There are some implications following from these requirements.  "Importing" something means that we need to be creating an alias for a variable, instead of creating a new variable that contains the same value as the source variable.  We need some way of distinguishing identifiers that came from different modules, so that when a macro expands into a "bar" the compiler knows whether that's supposed to be the source bar or the target bar.

One way to do this is to enrich symbols with namespace information.  Thus identifiers passed to the macro would already be marked with the target namespace, and the macro could expand into symbols either in its own namespace or in the target namespace.  This is how Clojure works, at least as I understand it just from skimming the documentation.  (I may be wrong in the details).

Another approach is rather than passing symbols to a macro, instead pass in syntax objects which include information such as the source module, whether the identifier is a lexical variable or a global variable, as well as useful information such as the source line number.  This is Racket's approach.

The two approaches don't actually need to be mutually exclusive.  Scheme has a long tradition of making everything into disjoint types, so in Racket symbols are one type and syntax objects are a different type.  But we could probably enrich symbols with syntax information instead.  If we have syntax information, then we might as well make it available to macros: a macro might find it useful to know whether an identifier is a lexical variable or not.

A form like (let x ...) does two things: it allocates a variable, and it's setting up a "mini namespace" that says that an identifier "x" in the body will refer to that variable.  I can imagine we might be able to separate these into more primitive operations, so that perhaps we could explicitly say what we wanted "x" to refer to (which might then be an "import" of a variable from another module).

However, other things are higher priority for me.  I realize that modules are important for a lot of people, but for me personally, if there's a conflict in a macro expanding into a helper function "bar" I just rename the helper function and keep on going... it's not a big deal.  So I'll be putting modules on the back burner for now while I work on other stuff.

Modules Unsolved

In A solution for using macros with namespace modules I thought I had found a solution for using macros and modules. To have a macro expand into a helper function, I suggested having the macro expand into the function value (instead of expanding into a symbol referring to the function value).  But as rocketnia pointed out, this means that redefining or extending the function after the macro has been expanded won't affect the code using the macro: the expanded code will still be referring to the old function.

If today I wanted to use a macro "foo" that expanded into a function "bar", but I had something of my own that I wanted to call "bar" myself, I'd simply rename the macro's helper function and give it a globally unique name such as "bar-h7kM2FpZ".  This wouldn't be a completely transparent solution (if I printed the name of the helper function I'd see "bar-h7kM2FpZ"), but I'm not thinking of a situation off hand where that would bother me.  So maybe some kind of simple abbreviation system would be good enough.

> Challenges
a – Can you rename "helper function" to "support function" and give the passage on macros and modules between "A form like" and "on other stuff.", inclusive?
b – Which lines of the rows contain the string "INCOME"? Copy each one.
The text and the rows come from unrelated sources.

> Stored rows
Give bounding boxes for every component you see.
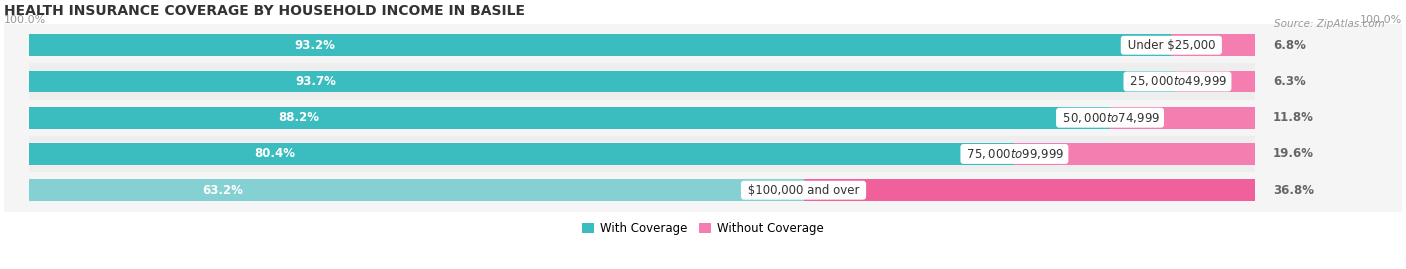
Bar	[28, 143, 1014, 165]
Text: Source: ZipAtlas.com: Source: ZipAtlas.com	[1274, 19, 1385, 29]
Bar	[28, 143, 1254, 165]
Bar	[28, 179, 1254, 201]
Text: 6.3%: 6.3%	[1272, 75, 1306, 88]
Bar	[28, 179, 804, 201]
Bar	[1177, 70, 1254, 92]
Text: $100,000 and over: $100,000 and over	[744, 184, 863, 197]
Bar	[28, 107, 1254, 129]
Text: 88.2%: 88.2%	[278, 111, 319, 124]
Text: 93.2%: 93.2%	[294, 39, 335, 52]
Text: 11.8%: 11.8%	[1272, 111, 1315, 124]
Bar	[28, 172, 1254, 208]
Bar	[28, 63, 1254, 100]
Bar	[28, 34, 1254, 56]
Text: 93.7%: 93.7%	[295, 75, 336, 88]
Text: 100.0%: 100.0%	[1360, 15, 1402, 25]
Text: 80.4%: 80.4%	[254, 147, 295, 160]
Bar	[28, 27, 1254, 63]
Text: Under $25,000: Under $25,000	[1123, 39, 1219, 52]
Text: $75,000 to $99,999: $75,000 to $99,999	[963, 147, 1066, 161]
Text: 19.6%: 19.6%	[1272, 147, 1315, 160]
Text: 36.8%: 36.8%	[1272, 184, 1315, 197]
Text: 6.8%: 6.8%	[1272, 39, 1306, 52]
Bar	[28, 136, 1254, 172]
Legend: With Coverage, Without Coverage: With Coverage, Without Coverage	[578, 218, 828, 240]
Bar	[28, 100, 1254, 136]
Bar	[1111, 107, 1254, 129]
Text: $25,000 to $49,999: $25,000 to $49,999	[1126, 75, 1229, 89]
Text: 63.2%: 63.2%	[202, 184, 243, 197]
Text: 100.0%: 100.0%	[4, 15, 46, 25]
Text: HEALTH INSURANCE COVERAGE BY HOUSEHOLD INCOME IN BASILE: HEALTH INSURANCE COVERAGE BY HOUSEHOLD I…	[4, 4, 526, 18]
Bar	[28, 70, 1177, 92]
Bar	[28, 107, 1111, 129]
Text: $50,000 to $74,999: $50,000 to $74,999	[1059, 111, 1161, 125]
Bar	[28, 34, 1171, 56]
Bar	[28, 70, 1254, 92]
Bar	[804, 179, 1254, 201]
Bar	[1014, 143, 1254, 165]
Bar	[1171, 34, 1254, 56]
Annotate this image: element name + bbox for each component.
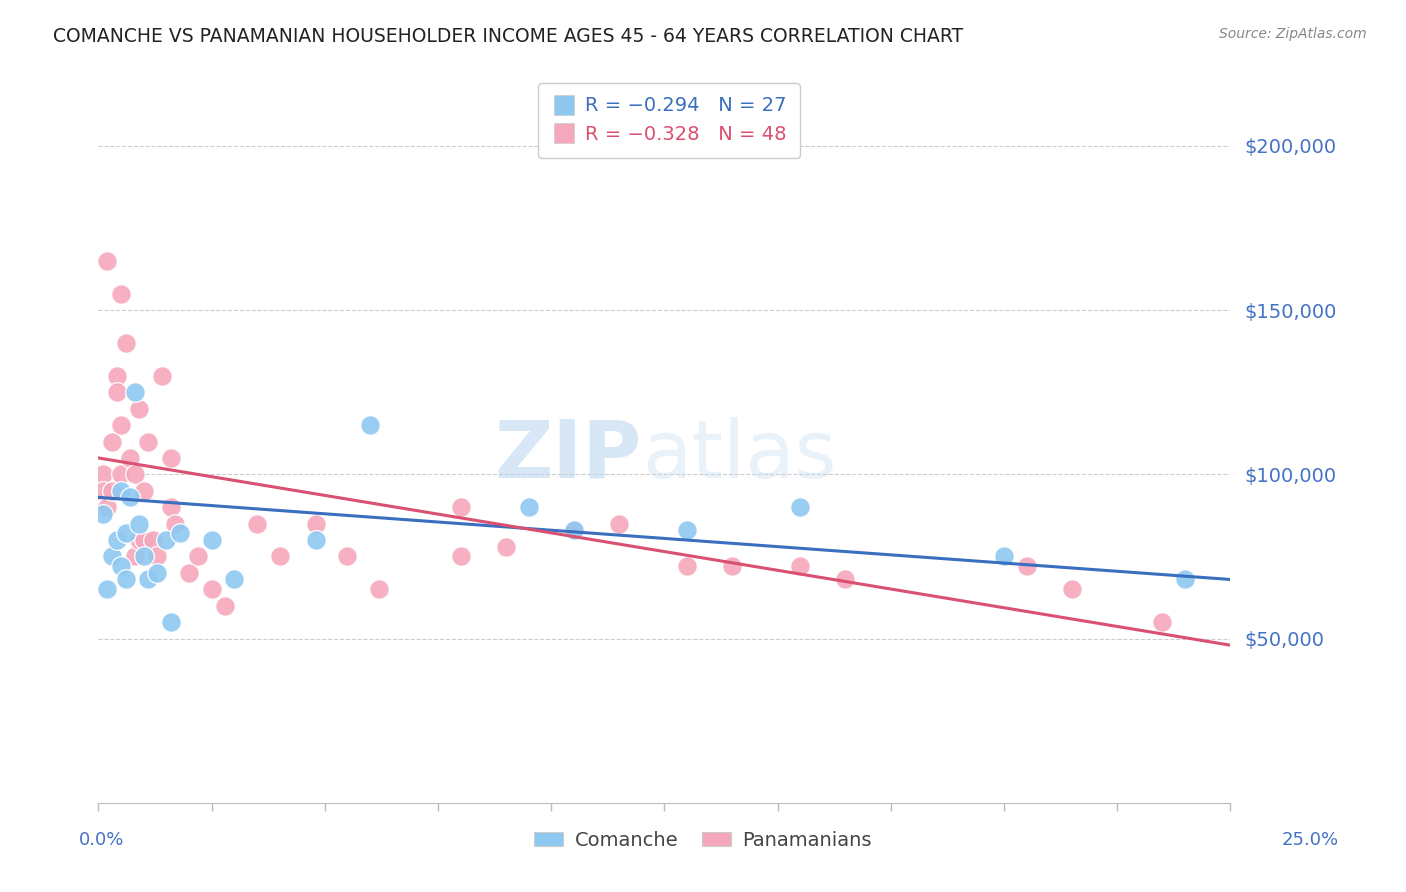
Point bbox=[305, 516, 328, 531]
Point bbox=[721, 559, 744, 574]
Legend: Comanche, Panamanians: Comanche, Panamanians bbox=[526, 822, 880, 857]
Point bbox=[676, 559, 699, 574]
Point bbox=[993, 549, 1015, 564]
Point bbox=[96, 253, 118, 268]
Point bbox=[91, 483, 114, 498]
Point bbox=[128, 401, 150, 416]
Point bbox=[201, 582, 224, 597]
Point bbox=[110, 467, 132, 482]
Point bbox=[177, 566, 200, 580]
Point bbox=[1060, 582, 1083, 597]
Point bbox=[607, 516, 630, 531]
Point bbox=[1015, 559, 1038, 574]
Point bbox=[124, 385, 146, 400]
Point bbox=[110, 286, 132, 301]
Point bbox=[450, 500, 472, 515]
Point bbox=[676, 523, 699, 537]
Point bbox=[96, 500, 118, 515]
Point bbox=[562, 523, 585, 537]
Point bbox=[101, 483, 124, 498]
Point bbox=[136, 573, 159, 587]
Point bbox=[132, 549, 155, 564]
Point bbox=[114, 336, 136, 351]
Point bbox=[1152, 615, 1174, 630]
Point bbox=[214, 599, 236, 613]
Point bbox=[165, 516, 187, 531]
Point bbox=[91, 467, 114, 482]
Point bbox=[114, 573, 136, 587]
Point bbox=[146, 566, 169, 580]
Point bbox=[101, 434, 124, 449]
Point bbox=[517, 500, 540, 515]
Point bbox=[187, 549, 209, 564]
Point bbox=[132, 533, 155, 547]
Point bbox=[160, 615, 183, 630]
Point bbox=[146, 549, 169, 564]
Point bbox=[201, 533, 224, 547]
Point bbox=[128, 533, 150, 547]
Point bbox=[136, 434, 159, 449]
Point bbox=[120, 450, 142, 465]
Point bbox=[495, 540, 517, 554]
Point bbox=[562, 523, 585, 537]
Point bbox=[269, 549, 291, 564]
Point bbox=[1174, 573, 1197, 587]
Point bbox=[105, 533, 128, 547]
Point bbox=[789, 500, 811, 515]
Point bbox=[105, 385, 128, 400]
Text: 0.0%: 0.0% bbox=[79, 830, 124, 848]
Point bbox=[160, 450, 183, 465]
Point bbox=[91, 507, 114, 521]
Point bbox=[110, 559, 132, 574]
Point bbox=[359, 418, 381, 433]
Point bbox=[305, 533, 328, 547]
Text: ZIP: ZIP bbox=[495, 417, 641, 495]
Point bbox=[105, 368, 128, 383]
Point bbox=[142, 533, 165, 547]
Point bbox=[114, 526, 136, 541]
Text: COMANCHE VS PANAMANIAN HOUSEHOLDER INCOME AGES 45 - 64 YEARS CORRELATION CHART: COMANCHE VS PANAMANIAN HOUSEHOLDER INCOM… bbox=[53, 27, 963, 45]
Point bbox=[155, 533, 177, 547]
Text: 25.0%: 25.0% bbox=[1282, 830, 1339, 848]
Point bbox=[789, 559, 811, 574]
Point bbox=[169, 526, 191, 541]
Point bbox=[150, 368, 173, 383]
Point bbox=[110, 483, 132, 498]
Point bbox=[246, 516, 269, 531]
Point bbox=[336, 549, 359, 564]
Point bbox=[132, 483, 155, 498]
Point bbox=[160, 500, 183, 515]
Point bbox=[450, 549, 472, 564]
Point bbox=[124, 467, 146, 482]
Text: Source: ZipAtlas.com: Source: ZipAtlas.com bbox=[1219, 27, 1367, 41]
Point bbox=[120, 491, 142, 505]
Point bbox=[96, 582, 118, 597]
Point bbox=[110, 418, 132, 433]
Point bbox=[368, 582, 391, 597]
Text: atlas: atlas bbox=[641, 417, 837, 495]
Point bbox=[834, 573, 856, 587]
Point bbox=[128, 516, 150, 531]
Point bbox=[101, 549, 124, 564]
Point bbox=[224, 573, 246, 587]
Legend: R = −0.294   N = 27, R = −0.328   N = 48: R = −0.294 N = 27, R = −0.328 N = 48 bbox=[538, 83, 800, 158]
Point bbox=[124, 549, 146, 564]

> Task-by-task outputs
a –
A form like (let x ...) does two things: it allocates a variable, and it's setting up a "mini namespace" that says that an identifier "x" in the body will refer to that variable.  I can imagine we might be able to separate these into more primitive operations, so that perhaps we could explicitly say what we wanted "x" to refer to (which might then be an "import" of a variable from another module).

However, other things are higher priority for me.  I realize that modules are important for a lot of people, but for me personally, if there's a conflict in a macro expanding into a support function "bar" I just rename the support function and keep on going... it's not a big deal.  So I'll be putting modules on the back burner for now while I work on other stuff.

b –
Text: HEALTH INSURANCE COVERAGE BY HOUSEHOLD INCOME IN BASILE: HEALTH INSURANCE COVERAGE BY HOUSEHOLD I…	[4, 4, 526, 18]
Text: COMANCHE VS PANAMANIAN HOUSEHOLDER INCOME AGES 45 - 64 YEARS CORRELATION CHART: COMANCHE VS PANAMANIAN HOUSEHOLDER INCOM… bbox=[53, 27, 963, 45]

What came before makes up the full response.